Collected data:

* BEGIN *

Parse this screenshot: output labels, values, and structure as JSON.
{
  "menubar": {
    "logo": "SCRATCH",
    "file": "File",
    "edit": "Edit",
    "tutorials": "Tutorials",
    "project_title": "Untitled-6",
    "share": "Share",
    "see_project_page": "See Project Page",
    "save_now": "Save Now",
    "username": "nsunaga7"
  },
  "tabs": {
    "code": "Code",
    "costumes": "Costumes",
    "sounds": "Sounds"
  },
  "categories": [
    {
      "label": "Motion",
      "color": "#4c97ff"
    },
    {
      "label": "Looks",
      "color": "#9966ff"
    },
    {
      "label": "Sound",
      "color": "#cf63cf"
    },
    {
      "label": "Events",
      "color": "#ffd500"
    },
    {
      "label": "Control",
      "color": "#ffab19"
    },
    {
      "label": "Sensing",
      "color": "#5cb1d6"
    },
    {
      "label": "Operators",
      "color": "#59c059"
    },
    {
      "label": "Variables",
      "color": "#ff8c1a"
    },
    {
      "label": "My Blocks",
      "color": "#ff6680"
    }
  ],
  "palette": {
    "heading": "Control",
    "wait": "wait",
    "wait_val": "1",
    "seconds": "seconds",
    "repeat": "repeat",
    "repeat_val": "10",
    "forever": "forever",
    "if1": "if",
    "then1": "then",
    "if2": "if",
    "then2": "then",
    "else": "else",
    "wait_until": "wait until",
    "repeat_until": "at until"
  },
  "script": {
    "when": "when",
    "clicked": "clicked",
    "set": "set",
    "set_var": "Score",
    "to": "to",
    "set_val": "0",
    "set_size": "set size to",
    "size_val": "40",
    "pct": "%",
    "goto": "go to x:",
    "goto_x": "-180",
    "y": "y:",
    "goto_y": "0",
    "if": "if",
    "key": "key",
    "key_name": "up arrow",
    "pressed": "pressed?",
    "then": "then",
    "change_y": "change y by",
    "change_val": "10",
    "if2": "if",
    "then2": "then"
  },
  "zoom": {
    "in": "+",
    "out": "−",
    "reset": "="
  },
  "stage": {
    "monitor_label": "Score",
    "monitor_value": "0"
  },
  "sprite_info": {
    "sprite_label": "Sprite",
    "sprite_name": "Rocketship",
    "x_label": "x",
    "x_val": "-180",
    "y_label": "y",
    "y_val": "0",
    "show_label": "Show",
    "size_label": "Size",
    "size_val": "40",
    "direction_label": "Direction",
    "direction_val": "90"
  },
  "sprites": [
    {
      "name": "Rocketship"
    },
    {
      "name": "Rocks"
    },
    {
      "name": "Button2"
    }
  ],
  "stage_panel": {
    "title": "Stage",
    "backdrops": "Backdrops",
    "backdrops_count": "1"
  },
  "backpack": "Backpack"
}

* END *
* BEGIN *

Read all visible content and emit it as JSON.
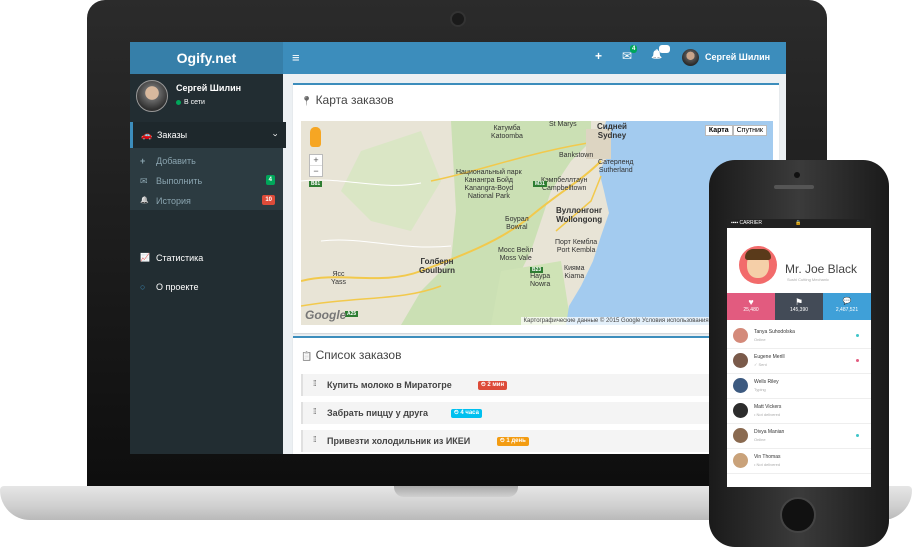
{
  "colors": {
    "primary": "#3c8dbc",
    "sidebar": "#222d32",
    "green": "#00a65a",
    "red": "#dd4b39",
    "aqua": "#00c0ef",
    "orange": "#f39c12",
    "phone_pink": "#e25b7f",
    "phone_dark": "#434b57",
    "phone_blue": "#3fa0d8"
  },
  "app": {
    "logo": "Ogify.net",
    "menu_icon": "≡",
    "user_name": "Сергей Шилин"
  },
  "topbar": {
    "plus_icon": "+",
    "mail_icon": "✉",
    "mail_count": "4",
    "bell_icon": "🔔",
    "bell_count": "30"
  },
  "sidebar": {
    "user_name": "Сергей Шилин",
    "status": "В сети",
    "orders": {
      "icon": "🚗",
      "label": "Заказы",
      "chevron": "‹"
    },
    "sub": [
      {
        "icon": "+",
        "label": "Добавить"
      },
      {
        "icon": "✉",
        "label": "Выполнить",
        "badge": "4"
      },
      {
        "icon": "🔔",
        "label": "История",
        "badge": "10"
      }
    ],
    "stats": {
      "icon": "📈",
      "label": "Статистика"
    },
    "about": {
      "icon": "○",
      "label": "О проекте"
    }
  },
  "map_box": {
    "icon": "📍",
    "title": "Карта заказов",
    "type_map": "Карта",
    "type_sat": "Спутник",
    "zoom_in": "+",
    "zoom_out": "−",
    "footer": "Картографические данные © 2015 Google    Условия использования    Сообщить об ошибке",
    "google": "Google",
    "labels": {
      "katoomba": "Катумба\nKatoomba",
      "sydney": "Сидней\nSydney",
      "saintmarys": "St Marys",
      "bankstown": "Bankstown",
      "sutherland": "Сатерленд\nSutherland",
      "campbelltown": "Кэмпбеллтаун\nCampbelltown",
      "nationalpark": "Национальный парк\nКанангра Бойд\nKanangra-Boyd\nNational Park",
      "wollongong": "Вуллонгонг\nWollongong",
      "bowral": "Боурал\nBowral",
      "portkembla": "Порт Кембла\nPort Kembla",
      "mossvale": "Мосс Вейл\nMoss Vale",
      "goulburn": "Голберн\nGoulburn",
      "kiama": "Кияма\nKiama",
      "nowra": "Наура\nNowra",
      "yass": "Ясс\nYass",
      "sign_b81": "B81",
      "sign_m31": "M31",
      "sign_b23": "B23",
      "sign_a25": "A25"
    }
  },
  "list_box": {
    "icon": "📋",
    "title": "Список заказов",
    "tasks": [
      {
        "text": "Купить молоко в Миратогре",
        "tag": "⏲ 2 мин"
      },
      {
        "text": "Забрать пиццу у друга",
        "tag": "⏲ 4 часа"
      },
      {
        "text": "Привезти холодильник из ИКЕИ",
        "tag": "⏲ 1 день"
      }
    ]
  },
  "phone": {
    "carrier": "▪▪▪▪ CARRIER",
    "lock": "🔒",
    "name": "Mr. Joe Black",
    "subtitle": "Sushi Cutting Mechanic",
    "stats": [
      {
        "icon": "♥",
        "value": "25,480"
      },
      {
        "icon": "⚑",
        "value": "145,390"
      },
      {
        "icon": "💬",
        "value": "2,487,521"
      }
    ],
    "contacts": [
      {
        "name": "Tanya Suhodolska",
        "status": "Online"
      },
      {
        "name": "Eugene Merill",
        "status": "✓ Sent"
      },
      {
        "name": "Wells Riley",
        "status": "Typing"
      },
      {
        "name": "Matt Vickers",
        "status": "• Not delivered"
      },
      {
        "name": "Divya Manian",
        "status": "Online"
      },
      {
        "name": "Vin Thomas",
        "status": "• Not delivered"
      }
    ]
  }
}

* END *
* BEGIN *

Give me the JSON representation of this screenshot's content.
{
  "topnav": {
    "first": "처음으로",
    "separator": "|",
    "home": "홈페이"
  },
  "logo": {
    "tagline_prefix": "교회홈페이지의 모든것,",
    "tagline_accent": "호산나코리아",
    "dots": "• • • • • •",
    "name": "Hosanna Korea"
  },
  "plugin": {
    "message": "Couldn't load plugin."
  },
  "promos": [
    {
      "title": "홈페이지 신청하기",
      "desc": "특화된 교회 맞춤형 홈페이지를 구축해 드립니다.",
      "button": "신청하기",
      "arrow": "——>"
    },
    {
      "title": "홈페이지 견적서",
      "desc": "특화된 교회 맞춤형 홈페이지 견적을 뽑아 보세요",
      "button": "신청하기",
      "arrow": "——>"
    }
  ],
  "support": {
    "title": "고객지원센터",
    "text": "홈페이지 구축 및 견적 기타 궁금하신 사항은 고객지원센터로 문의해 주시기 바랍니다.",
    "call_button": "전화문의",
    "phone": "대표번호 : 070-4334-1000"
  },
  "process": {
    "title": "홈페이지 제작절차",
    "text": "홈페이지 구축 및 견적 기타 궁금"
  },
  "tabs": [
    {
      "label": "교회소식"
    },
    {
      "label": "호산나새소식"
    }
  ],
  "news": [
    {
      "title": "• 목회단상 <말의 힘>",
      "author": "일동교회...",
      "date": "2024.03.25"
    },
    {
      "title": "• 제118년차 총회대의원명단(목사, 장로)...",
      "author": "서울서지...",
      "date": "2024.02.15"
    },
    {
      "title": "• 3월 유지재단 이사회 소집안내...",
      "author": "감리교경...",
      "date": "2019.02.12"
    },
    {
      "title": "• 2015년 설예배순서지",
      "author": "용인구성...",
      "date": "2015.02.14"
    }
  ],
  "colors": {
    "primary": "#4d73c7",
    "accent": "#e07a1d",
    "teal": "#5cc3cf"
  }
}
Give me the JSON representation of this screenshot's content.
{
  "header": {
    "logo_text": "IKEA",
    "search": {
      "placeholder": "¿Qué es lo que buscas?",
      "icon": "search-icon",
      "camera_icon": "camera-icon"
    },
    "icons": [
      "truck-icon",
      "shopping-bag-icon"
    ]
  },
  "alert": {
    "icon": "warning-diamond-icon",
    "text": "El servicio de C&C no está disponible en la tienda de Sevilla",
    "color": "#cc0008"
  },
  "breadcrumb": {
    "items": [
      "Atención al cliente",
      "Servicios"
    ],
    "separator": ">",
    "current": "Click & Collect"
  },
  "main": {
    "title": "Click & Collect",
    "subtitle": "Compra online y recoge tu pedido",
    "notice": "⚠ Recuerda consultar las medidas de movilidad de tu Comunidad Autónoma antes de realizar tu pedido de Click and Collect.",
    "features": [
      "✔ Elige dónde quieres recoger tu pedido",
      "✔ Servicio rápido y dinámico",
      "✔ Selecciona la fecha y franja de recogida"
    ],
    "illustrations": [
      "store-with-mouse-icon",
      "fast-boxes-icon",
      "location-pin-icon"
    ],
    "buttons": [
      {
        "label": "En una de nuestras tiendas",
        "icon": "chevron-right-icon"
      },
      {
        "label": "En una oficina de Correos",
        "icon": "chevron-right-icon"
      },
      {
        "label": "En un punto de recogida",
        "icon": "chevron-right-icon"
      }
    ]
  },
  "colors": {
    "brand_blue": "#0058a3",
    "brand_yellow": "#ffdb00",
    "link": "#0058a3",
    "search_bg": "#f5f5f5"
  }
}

* END *

REQUIRED TASK.
Find every line above that contains the word "labels", and return each one.

WRITTEN ANSWER.
Parse this screenshot: output labels, values, and structure as JSON.
    "labels": {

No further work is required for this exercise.